| THE TASK |
Every record that follows should be printed verbatim.

| RECORDS SHOWN |
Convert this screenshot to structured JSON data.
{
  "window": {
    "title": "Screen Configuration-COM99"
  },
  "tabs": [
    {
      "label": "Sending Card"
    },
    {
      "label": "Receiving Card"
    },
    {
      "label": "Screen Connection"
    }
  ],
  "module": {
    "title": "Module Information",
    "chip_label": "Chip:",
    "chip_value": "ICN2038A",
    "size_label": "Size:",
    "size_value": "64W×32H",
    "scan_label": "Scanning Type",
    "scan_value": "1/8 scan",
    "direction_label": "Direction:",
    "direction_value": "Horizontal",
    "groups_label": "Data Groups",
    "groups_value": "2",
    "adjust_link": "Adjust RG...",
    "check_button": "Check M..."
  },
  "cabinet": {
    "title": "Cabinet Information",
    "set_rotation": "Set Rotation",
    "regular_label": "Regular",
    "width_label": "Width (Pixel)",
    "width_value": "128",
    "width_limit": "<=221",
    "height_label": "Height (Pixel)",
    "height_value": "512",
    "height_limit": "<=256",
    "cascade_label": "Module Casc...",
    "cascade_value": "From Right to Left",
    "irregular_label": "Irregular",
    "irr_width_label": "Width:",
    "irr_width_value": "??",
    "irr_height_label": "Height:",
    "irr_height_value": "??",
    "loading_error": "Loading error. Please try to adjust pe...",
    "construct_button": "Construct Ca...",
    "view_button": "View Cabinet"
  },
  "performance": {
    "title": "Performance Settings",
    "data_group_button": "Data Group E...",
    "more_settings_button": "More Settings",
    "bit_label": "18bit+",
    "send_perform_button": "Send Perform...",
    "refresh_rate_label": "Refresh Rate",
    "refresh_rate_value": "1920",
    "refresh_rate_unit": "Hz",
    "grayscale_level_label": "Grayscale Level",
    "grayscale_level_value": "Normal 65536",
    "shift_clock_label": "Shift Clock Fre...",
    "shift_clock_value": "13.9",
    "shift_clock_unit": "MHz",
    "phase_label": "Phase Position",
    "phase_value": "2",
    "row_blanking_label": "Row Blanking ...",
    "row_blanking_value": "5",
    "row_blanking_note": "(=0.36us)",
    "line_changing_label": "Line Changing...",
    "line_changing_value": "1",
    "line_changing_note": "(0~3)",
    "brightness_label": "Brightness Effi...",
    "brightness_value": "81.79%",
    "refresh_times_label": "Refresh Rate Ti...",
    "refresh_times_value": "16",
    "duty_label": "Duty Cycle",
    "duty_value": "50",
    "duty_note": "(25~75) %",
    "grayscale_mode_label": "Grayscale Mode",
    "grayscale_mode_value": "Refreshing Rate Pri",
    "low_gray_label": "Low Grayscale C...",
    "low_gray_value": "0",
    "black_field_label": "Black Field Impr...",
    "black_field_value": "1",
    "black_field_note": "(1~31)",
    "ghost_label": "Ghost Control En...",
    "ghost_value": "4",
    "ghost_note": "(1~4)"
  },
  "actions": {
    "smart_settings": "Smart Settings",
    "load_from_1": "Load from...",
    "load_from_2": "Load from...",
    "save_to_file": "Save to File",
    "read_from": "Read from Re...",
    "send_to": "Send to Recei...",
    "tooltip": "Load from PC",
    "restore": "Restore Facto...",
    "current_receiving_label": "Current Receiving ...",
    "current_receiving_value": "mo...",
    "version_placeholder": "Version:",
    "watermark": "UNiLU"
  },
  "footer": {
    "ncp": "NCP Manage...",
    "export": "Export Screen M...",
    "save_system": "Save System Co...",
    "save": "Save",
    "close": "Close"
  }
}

| OUTPUT FOR THIS EXERCISE |
Convert this screenshot to structured JSON data.
{
  "window": {
    "title": "Screen Configuration-COM99"
  },
  "tabs": [
    {
      "label": "Sending Card"
    },
    {
      "label": "Receiving Card"
    },
    {
      "label": "Screen Connection"
    }
  ],
  "module": {
    "title": "Module Information",
    "chip_label": "Chip:",
    "chip_value": "ICN2038A",
    "size_label": "Size:",
    "size_value": "64W×32H",
    "scan_label": "Scanning Type",
    "scan_value": "1/8 scan",
    "direction_label": "Direction:",
    "direction_value": "Horizontal",
    "groups_label": "Data Groups",
    "groups_value": "2",
    "adjust_link": "Adjust RG...",
    "check_button": "Check M..."
  },
  "cabinet": {
    "title": "Cabinet Information",
    "set_rotation": "Set Rotation",
    "regular_label": "Regular",
    "width_label": "Width (Pixel)",
    "width_value": "128",
    "width_limit": "<=221",
    "height_label": "Height (Pixel)",
    "height_value": "512",
    "height_limit": "<=256",
    "cascade_label": "Module Casc...",
    "cascade_value": "From Right to Left",
    "irregular_label": "Irregular",
    "irr_width_label": "Width:",
    "irr_width_value": "??",
    "irr_height_label": "Height:",
    "irr_height_value": "??",
    "loading_error": "Loading error. Please try to adjust pe...",
    "construct_button": "Construct Ca...",
    "view_button": "View Cabinet"
  },
  "performance": {
    "title": "Performance Settings",
    "data_group_button": "Data Group E...",
    "more_settings_button": "More Settings",
    "bit_label": "18bit+",
    "send_perform_button": "Send Perform...",
    "refresh_rate_label": "Refresh Rate",
    "refresh_rate_value": "1920",
    "refresh_rate_unit": "Hz",
    "grayscale_level_label": "Grayscale Level",
    "grayscale_level_value": "Normal 65536",
    "shift_clock_label": "Shift Clock Fre...",
    "shift_clock_value": "13.9",
    "shift_clock_unit": "MHz",
    "phase_label": "Phase Position",
    "phase_value": "2",
    "row_blanking_label": "Row Blanking ...",
    "row_blanking_value": "5",
    "row_blanking_note": "(=0.36us)",
    "line_changing_label": "Line Changing...",
    "line_changing_value": "1",
    "line_changing_note": "(0~3)",
    "brightness_label": "Brightness Effi...",
    "brightness_value": "81.79%",
    "refresh_times_label": "Refresh Rate Ti...",
    "refresh_times_value": "16",
    "duty_label": "Duty Cycle",
    "duty_value": "50",
    "duty_note": "(25~75) %",
    "grayscale_mode_label": "Grayscale Mode",
    "grayscale_mode_value": "Refreshing Rate Pri",
    "low_gray_label": "Low Grayscale C...",
    "low_gray_value": "0",
    "black_field_label": "Black Field Impr...",
    "black_field_value": "1",
    "black_field_note": "(1~31)",
    "ghost_label": "Ghost Control En...",
    "ghost_value": "4",
    "ghost_note": "(1~4)"
  },
  "actions": {
    "smart_settings": "Smart Settings",
    "load_from_1": "Load from...",
    "load_from_2": "Load from...",
    "save_to_file": "Save to File",
    "read_from": "Read from Re...",
    "send_to": "Send to Recei...",
    "tooltip": "Load from PC",
    "restore": "Restore Facto...",
    "current_receiving_label": "Current Receiving ...",
    "current_receiving_value": "mo...",
    "version_placeholder": "Version:",
    "watermark": "UNiLU"
  },
  "footer": {
    "ncp": "NCP Manage...",
    "export": "Export Screen M...",
    "save_system": "Save System Co...",
    "save": "Save",
    "close": "Close"
  }
}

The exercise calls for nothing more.